# Challenge
Gather up every line from the entries below that uses the word "type".
══════════════════════════════
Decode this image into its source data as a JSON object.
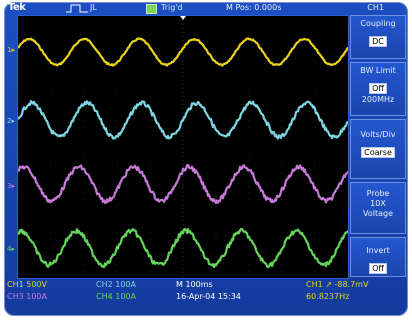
{
  "topbar": {
    "brand": "Tek",
    "trigger_mode": "JL",
    "trigger_label": "Trig'd",
    "horizontal_position": "M Pos: 0.000s",
    "active_channel": "CH1"
  },
  "side_menu": [
    {
      "title": "Coupling",
      "value": "DC"
    },
    {
      "title": "BW Limit",
      "value": "Off",
      "sub": "200MHz"
    },
    {
      "title": "Volts/Div",
      "value": "Coarse"
    },
    {
      "title": "Probe",
      "sub": "10X",
      "sub2": "Voltage"
    },
    {
      "title": "Invert",
      "value": "Off"
    }
  ],
  "channel_markers": [
    "1",
    "2",
    "3",
    "4"
  ],
  "status": {
    "ch1": "CH1  500V",
    "ch2": "CH2  100A",
    "ch3": "CH3  100A",
    "ch4": "CH4  100A",
    "timebase": "M 100ms",
    "date": "16-Apr-04 15:34",
    "trigger_level": "CH1 ↗ -88.7mV",
    "frequency": "60.8237Hz"
  },
  "colors": {
    "ch1": "#e8d21c",
    "ch2": "#7fd6e3",
    "ch3": "#c57ad6",
    "ch4": "#66d35a",
    "bezel": "#1d4fc2"
  },
  "traces": {
    "cycles": 6
  }
}
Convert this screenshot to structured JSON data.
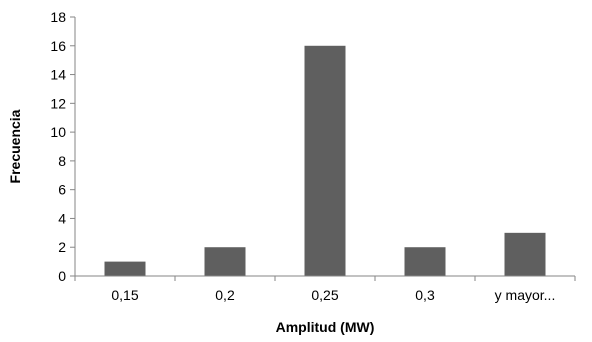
{
  "chart_data": {
    "type": "bar",
    "title": "",
    "xlabel": "Amplitud (MW)",
    "ylabel": "Frecuencia",
    "categories": [
      "0,15",
      "0,2",
      "0,25",
      "0,3",
      "y mayor..."
    ],
    "values": [
      1,
      2,
      16,
      2,
      3
    ],
    "ylim": [
      0,
      18
    ],
    "yticks": [
      0,
      2,
      4,
      6,
      8,
      10,
      12,
      14,
      16,
      18
    ],
    "grid": false,
    "legend": "none",
    "bar_color": "#5f5f5f",
    "axis_color": "#868686"
  }
}
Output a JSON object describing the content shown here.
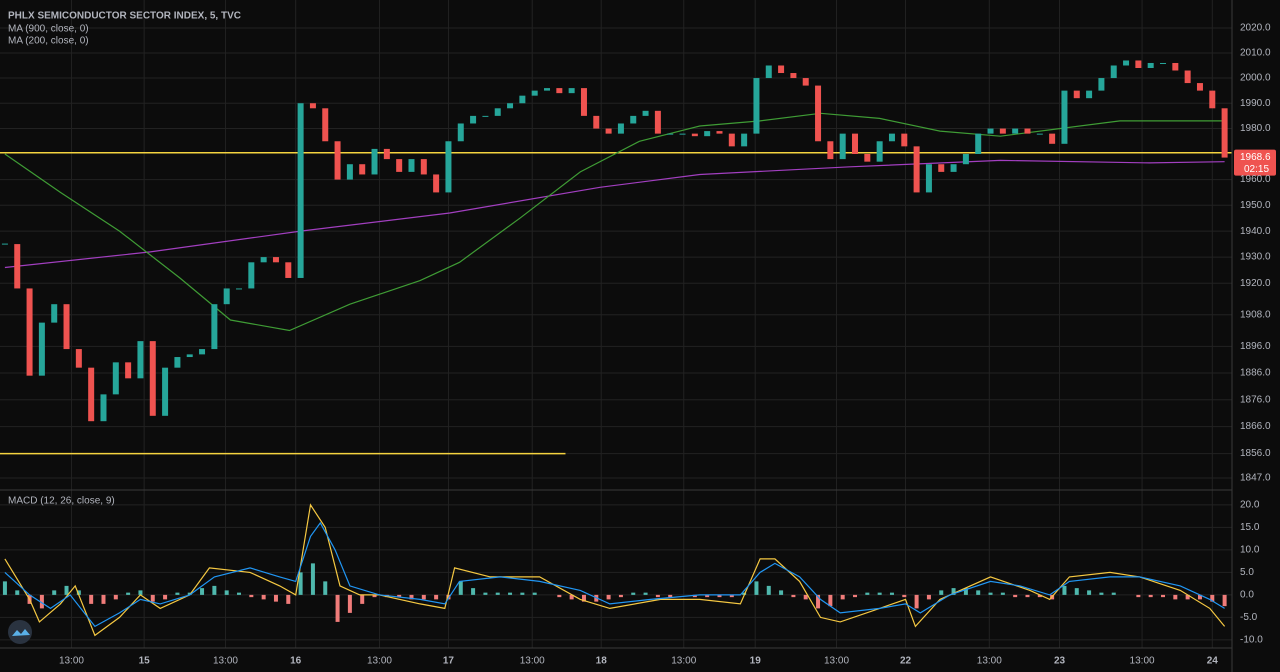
{
  "chart_data": [
    {
      "type": "candlestick",
      "title": "PHLX SEMICONDUCTOR SECTOR INDEX, 5, TVC",
      "up_color": "#26a69a",
      "down_color": "#ef5350",
      "values": [
        1935,
        1918,
        1885,
        1905,
        1912,
        1895,
        1888,
        1868,
        1878,
        1890,
        1884,
        1898,
        1870,
        1888,
        1892,
        1893,
        1895,
        1912,
        1918,
        1918,
        1928,
        1930,
        1928,
        1922,
        1990,
        1988,
        1975,
        1960,
        1966,
        1962,
        1972,
        1968,
        1963,
        1968,
        1962,
        1955,
        1975,
        1982,
        1985,
        1985,
        1988,
        1990,
        1993,
        1995,
        1996,
        1994,
        1996,
        1985,
        1980,
        1978,
        1982,
        1985,
        1987,
        1978,
        1978,
        1978,
        1977,
        1979,
        1978,
        1973,
        1978,
        2000,
        2005,
        2002,
        2000,
        1997,
        1975,
        1968,
        1978,
        1970,
        1967,
        1975,
        1978,
        1973,
        1955,
        1966,
        1963,
        1966,
        1970,
        1978,
        1980,
        1978,
        1980,
        1978,
        1978,
        1974,
        1995,
        1992,
        1995,
        2000,
        2005,
        2007,
        2004,
        2006,
        2006,
        2003,
        1998,
        1995,
        1988,
        1968.6
      ],
      "series": [
        {
          "name": "MA (900, close, 0)",
          "color": "#a23fc0",
          "x": [
            0,
            11.8,
            24.0,
            36.1,
            48.3,
            56.4,
            68.6,
            80.8,
            92.9,
            99.0
          ],
          "values": [
            1926,
            1932,
            1940,
            1947,
            1957,
            1962,
            1965,
            1967.5,
            1966.5,
            1967
          ]
        },
        {
          "name": "MA (200, close, 0)",
          "color": "#3f9c35",
          "x": [
            0,
            4.5,
            9.3,
            14.2,
            18.3,
            23.1,
            28.0,
            33.7,
            36.9,
            41.8,
            46.7,
            51.5,
            56.4,
            61.3,
            66.2,
            71.0,
            75.9,
            80.8,
            85.6,
            90.5,
            95.4,
            99.0
          ],
          "values": [
            1970,
            1955,
            1940,
            1922,
            1906,
            1902,
            1912,
            1921,
            1928,
            1945,
            1963,
            1975,
            1981,
            1983,
            1986,
            1984,
            1979,
            1977,
            1980,
            1983,
            1983,
            1983
          ]
        }
      ],
      "hlines": [
        {
          "value": 1970.5,
          "color": "#f5d33f"
        },
        {
          "value": 1856,
          "color": "#f5d33f",
          "x_range": [
            -0.4,
            45.5
          ]
        }
      ],
      "last_price": 1968.6,
      "countdown": "02:15",
      "last_color": "#ef5350",
      "log_scale": true,
      "grid": true,
      "xlim": [
        -0.4,
        99.6
      ],
      "ylim": [
        1842.6,
        2031.3
      ],
      "yticks": [
        {
          "value": 2020,
          "label": "2020.0"
        },
        {
          "value": 2010,
          "label": "2010.0"
        },
        {
          "value": 2000,
          "label": "2000.0"
        },
        {
          "value": 1990,
          "label": "1990.0"
        },
        {
          "value": 1980,
          "label": "1980.0"
        },
        {
          "value": 1960,
          "label": "1960.0"
        },
        {
          "value": 1950,
          "label": "1950.0"
        },
        {
          "value": 1940,
          "label": "1940.0"
        },
        {
          "value": 1930,
          "label": "1930.0"
        },
        {
          "value": 1920,
          "label": "1920.0"
        },
        {
          "value": 1908,
          "label": "1908.0"
        },
        {
          "value": 1896,
          "label": "1896.0"
        },
        {
          "value": 1886,
          "label": "1886.0"
        },
        {
          "value": 1876,
          "label": "1876.0"
        },
        {
          "value": 1866,
          "label": "1866.0"
        },
        {
          "value": 1856,
          "label": "1856.0"
        },
        {
          "value": 1847,
          "label": "1847.0"
        }
      ]
    },
    {
      "type": "macd",
      "title": "MACD (12, 26, close, 9)",
      "histogram": {
        "colors": [
          "#4fb8ad",
          "#f07c7a"
        ],
        "values": [
          3,
          1,
          -2,
          -3,
          1,
          2,
          1,
          -2,
          -2,
          -1,
          0.5,
          1,
          -1.5,
          -1,
          0.5,
          0.5,
          1.5,
          2,
          1,
          0.5,
          -0.5,
          -1,
          -1.5,
          -2,
          5,
          7,
          3,
          -6,
          -4,
          -2,
          -0.5,
          -0.5,
          -0.5,
          -1,
          -1,
          -1,
          -1,
          3,
          1.5,
          0.5,
          0.5,
          0.5,
          0.5,
          0.5,
          0,
          -0.5,
          -1,
          -1.5,
          -1.5,
          -1,
          -0.5,
          0.5,
          0.5,
          -0.5,
          -0.5,
          0,
          -0.5,
          -0.5,
          -0.5,
          -0.5,
          0.5,
          3,
          2,
          1,
          -0.5,
          -1,
          -3,
          -2.5,
          -1,
          -0.5,
          0.5,
          0.5,
          0.5,
          -0.5,
          -3,
          -1,
          1,
          1.5,
          1.5,
          1,
          0.5,
          0.5,
          -0.5,
          -0.5,
          -0.5,
          -1,
          2,
          1.5,
          1,
          0.5,
          0.5,
          0,
          -0.5,
          -0.5,
          -0.5,
          -1,
          -1,
          -1,
          -1.5,
          -2.5
        ]
      },
      "series": [
        {
          "color": "#f5c842",
          "x": [
            0,
            2.0,
            2.8,
            4.5,
            5.7,
            7.3,
            9.3,
            11.0,
            12.6,
            15.0,
            16.6,
            19.9,
            22.3,
            23.6,
            24.8,
            26.0,
            27.2,
            28.8,
            30.4,
            33.7,
            35.7,
            36.5,
            39.4,
            43.4,
            46.7,
            49.1,
            53.2,
            56.4,
            59.7,
            61.3,
            62.5,
            64.5,
            66.2,
            67.8,
            71.0,
            73.1,
            73.9,
            75.9,
            80.0,
            83.2,
            84.8,
            86.4,
            89.7,
            92.1,
            95.4,
            97.8,
            99.0
          ],
          "values": [
            8,
            -1,
            -6,
            -2,
            2,
            -9,
            -5,
            0,
            -3,
            0,
            6,
            5,
            2,
            0,
            20,
            15,
            2,
            0,
            0,
            -2,
            -3,
            6,
            4,
            4,
            -1,
            -3,
            -1,
            -1,
            -2,
            8,
            8,
            3,
            -5,
            -6,
            -3,
            -1,
            -7,
            -1,
            4,
            1,
            -1,
            4,
            5,
            4,
            1,
            -3,
            -7
          ]
        },
        {
          "color": "#2196f3",
          "x": [
            0,
            2.0,
            3.7,
            5.3,
            7.3,
            9.3,
            11.0,
            12.6,
            15.0,
            17.0,
            19.9,
            22.3,
            23.6,
            24.8,
            25.6,
            26.8,
            28.0,
            30.4,
            33.7,
            35.7,
            36.9,
            40.2,
            43.4,
            46.7,
            49.1,
            52.4,
            56.4,
            59.7,
            61.3,
            62.5,
            64.5,
            66.2,
            67.8,
            71.0,
            73.1,
            74.3,
            76.7,
            80.0,
            82.4,
            84.8,
            86.4,
            89.7,
            92.1,
            95.4,
            97.8,
            99.0
          ],
          "values": [
            5,
            0,
            -3,
            0,
            -7,
            -4,
            -1,
            -2,
            0,
            4,
            6,
            4,
            3,
            13,
            16,
            10,
            2,
            0,
            -1,
            -2,
            3,
            4,
            3,
            1,
            -2,
            -1,
            0,
            0,
            5,
            7,
            4,
            -1,
            -4,
            -3,
            -2,
            -4,
            0,
            3,
            2,
            0,
            3,
            4,
            4,
            2,
            -1,
            -3
          ]
        }
      ],
      "grid": true,
      "xlim": [
        -0.4,
        99.6
      ],
      "ylim": [
        -11.8,
        23.3
      ],
      "yticks": [
        {
          "value": 20,
          "label": "20.0"
        },
        {
          "value": 15,
          "label": "15.0"
        },
        {
          "value": 10,
          "label": "10.0"
        },
        {
          "value": 5,
          "label": "5.0"
        },
        {
          "value": 0,
          "label": "0.0"
        },
        {
          "value": -5,
          "label": "-5.0"
        },
        {
          "value": -10,
          "label": "-10.0"
        }
      ],
      "xticks": [
        {
          "value": 5.4,
          "label": "13:00"
        },
        {
          "value": 11.3,
          "label": "15"
        },
        {
          "value": 17.9,
          "label": "13:00"
        },
        {
          "value": 23.6,
          "label": "16"
        },
        {
          "value": 30.4,
          "label": "13:00"
        },
        {
          "value": 36.0,
          "label": "17"
        },
        {
          "value": 42.8,
          "label": "13:00"
        },
        {
          "value": 48.4,
          "label": "18"
        },
        {
          "value": 55.1,
          "label": "13:00"
        },
        {
          "value": 60.9,
          "label": "19"
        },
        {
          "value": 67.5,
          "label": "13:00"
        },
        {
          "value": 73.1,
          "label": "22"
        },
        {
          "value": 79.9,
          "label": "13:00"
        },
        {
          "value": 85.6,
          "label": "23"
        },
        {
          "value": 92.3,
          "label": "13:00"
        },
        {
          "value": 98.0,
          "label": "24"
        }
      ]
    }
  ]
}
══════════════════════════════
# Correct result
    "type": "bar",
      "type": "candlestick",
      "type": "macd",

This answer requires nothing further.